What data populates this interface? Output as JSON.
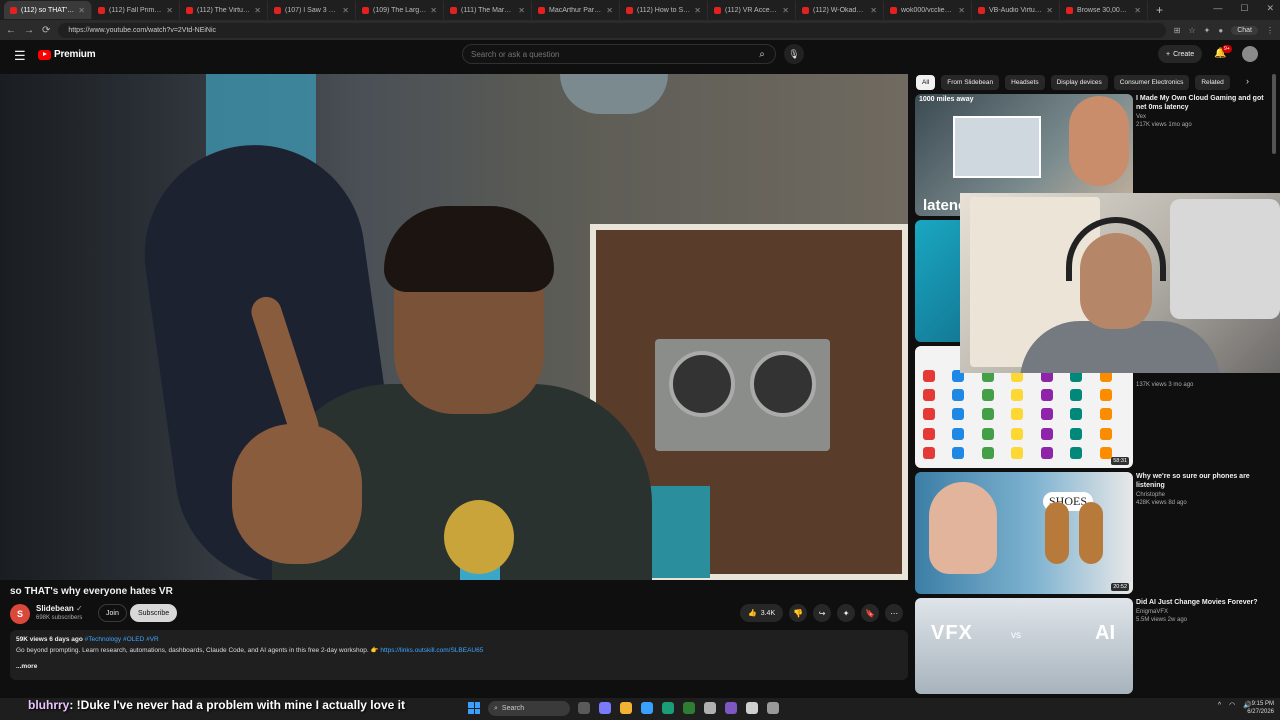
{
  "browser": {
    "tabs": [
      {
        "title": "(112) so THAT's w",
        "active": true
      },
      {
        "title": "(112) Fall Prime Day",
        "active": false
      },
      {
        "title": "(112) The Virtual Real",
        "active": false
      },
      {
        "title": "(107) I Saw 3 Hours o",
        "active": false
      },
      {
        "title": "(109) The Largest Econ",
        "active": false
      },
      {
        "title": "(111) The Marvel Cinem",
        "active": false
      },
      {
        "title": "MacArthur Park - Los",
        "active": false
      },
      {
        "title": "(112) How to Setup O",
        "active": false
      },
      {
        "title": "(112) VR Accessories",
        "active": false
      },
      {
        "title": "(112) W-Okada Voice",
        "active": false
      },
      {
        "title": "wok000/vcclient000",
        "active": false
      },
      {
        "title": "VB-Audio Virtual Apps",
        "active": false
      },
      {
        "title": "Browse 30,000+ AI Vo",
        "active": false
      }
    ],
    "url": "https://www.youtube.com/watch?v=2Vtd-NEiNic",
    "chat_label": "Chat"
  },
  "masthead": {
    "logo_text": "Premium",
    "search_placeholder": "Search or ask a question",
    "create_label": "Create",
    "notification_count": "9+"
  },
  "video": {
    "title": "so THAT's why everyone hates VR",
    "channel": "Slidebean",
    "channel_initial": "S",
    "subscribers": "698K subscribers",
    "join_label": "Join",
    "subscribe_label": "Subscribe",
    "likes": "3.4K",
    "views_age": "59K views  6 days ago",
    "tags": "#Technology #OLED #VR",
    "description": "Go beyond prompting. Learn research, automations, dashboards, Claude Code, and AI agents in this free 2-day workshop. 👉",
    "description_link": "https://links.outskill.com/SLBEAU65",
    "more_label": "...more"
  },
  "chips": [
    "All",
    "From Slidebean",
    "Headsets",
    "Display devices",
    "Consumer Electronics",
    "Related"
  ],
  "recommendations": [
    {
      "title": "I Made My Own Cloud Gaming and got net 0ms latency",
      "channel": "Vex",
      "stats": "217K views  1mo ago",
      "duration": "",
      "thumb_text": "1000 miles away",
      "thumb_big": "latency 0ms"
    },
    {
      "title": "",
      "channel": "",
      "stats": "",
      "duration": ""
    },
    {
      "title": "",
      "channel": "",
      "stats": "137K views  3 mo ago",
      "duration": "58:31"
    },
    {
      "title": "Why we're so sure our phones are listening",
      "channel": "Christophe",
      "stats": "428K views  8d ago",
      "duration": "20:52",
      "thumb_text": "SHOES"
    },
    {
      "title": "Did AI Just Change Movies Forever?",
      "channel": "EnigmaVFX",
      "stats": "5.5M views  2w ago",
      "duration": "",
      "thumb_left": "VFX",
      "thumb_vs": "vs",
      "thumb_right": "AI"
    }
  ],
  "chat_overlay": {
    "user": "bluhrry",
    "message": ": !Duke I've never had a problem with mine I actually love it"
  },
  "taskbar": {
    "search_label": "Search",
    "time": "9:15 PM",
    "date": "6/27/2026"
  },
  "colors": {
    "brand_red": "#ff0000",
    "link_blue": "#3ea6ff",
    "background": "#0f0f0f"
  }
}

···

→ Work required
Copy the listing word for word, excluding its pictures.

→ Solution for this problem
What data populates this interface? Output as JSON.
{
  "browser": {
    "tabs": [
      {
        "title": "(112) so THAT's w",
        "active": true
      },
      {
        "title": "(112) Fall Prime Day",
        "active": false
      },
      {
        "title": "(112) The Virtual Real",
        "active": false
      },
      {
        "title": "(107) I Saw 3 Hours o",
        "active": false
      },
      {
        "title": "(109) The Largest Econ",
        "active": false
      },
      {
        "title": "(111) The Marvel Cinem",
        "active": false
      },
      {
        "title": "MacArthur Park - Los",
        "active": false
      },
      {
        "title": "(112) How to Setup O",
        "active": false
      },
      {
        "title": "(112) VR Accessories",
        "active": false
      },
      {
        "title": "(112) W-Okada Voice",
        "active": false
      },
      {
        "title": "wok000/vcclient000",
        "active": false
      },
      {
        "title": "VB-Audio Virtual Apps",
        "active": false
      },
      {
        "title": "Browse 30,000+ AI Vo",
        "active": false
      }
    ],
    "url": "https://www.youtube.com/watch?v=2Vtd-NEiNic",
    "chat_label": "Chat"
  },
  "masthead": {
    "logo_text": "Premium",
    "search_placeholder": "Search or ask a question",
    "create_label": "Create",
    "notification_count": "9+"
  },
  "video": {
    "title": "so THAT's why everyone hates VR",
    "channel": "Slidebean",
    "channel_initial": "S",
    "subscribers": "698K subscribers",
    "join_label": "Join",
    "subscribe_label": "Subscribe",
    "likes": "3.4K",
    "views_age": "59K views  6 days ago",
    "tags": "#Technology #OLED #VR",
    "description": "Go beyond prompting. Learn research, automations, dashboards, Claude Code, and AI agents in this free 2-day workshop. 👉",
    "description_link": "https://links.outskill.com/SLBEAU65",
    "more_label": "...more"
  },
  "chips": [
    "All",
    "From Slidebean",
    "Headsets",
    "Display devices",
    "Consumer Electronics",
    "Related"
  ],
  "recommendations": [
    {
      "title": "I Made My Own Cloud Gaming and got net 0ms latency",
      "channel": "Vex",
      "stats": "217K views  1mo ago",
      "duration": "",
      "thumb_text": "1000 miles away",
      "thumb_big": "latency 0ms"
    },
    {
      "title": "",
      "channel": "",
      "stats": "",
      "duration": ""
    },
    {
      "title": "",
      "channel": "",
      "stats": "137K views  3 mo ago",
      "duration": "58:31"
    },
    {
      "title": "Why we're so sure our phones are listening",
      "channel": "Christophe",
      "stats": "428K views  8d ago",
      "duration": "20:52",
      "thumb_text": "SHOES"
    },
    {
      "title": "Did AI Just Change Movies Forever?",
      "channel": "EnigmaVFX",
      "stats": "5.5M views  2w ago",
      "duration": "",
      "thumb_left": "VFX",
      "thumb_vs": "vs",
      "thumb_right": "AI"
    }
  ],
  "chat_overlay": {
    "user": "bluhrry",
    "message": ": !Duke I've never had a problem with mine I actually love it"
  },
  "taskbar": {
    "search_label": "Search",
    "time": "9:15 PM",
    "date": "6/27/2026"
  },
  "colors": {
    "brand_red": "#ff0000",
    "link_blue": "#3ea6ff",
    "background": "#0f0f0f"
  }
}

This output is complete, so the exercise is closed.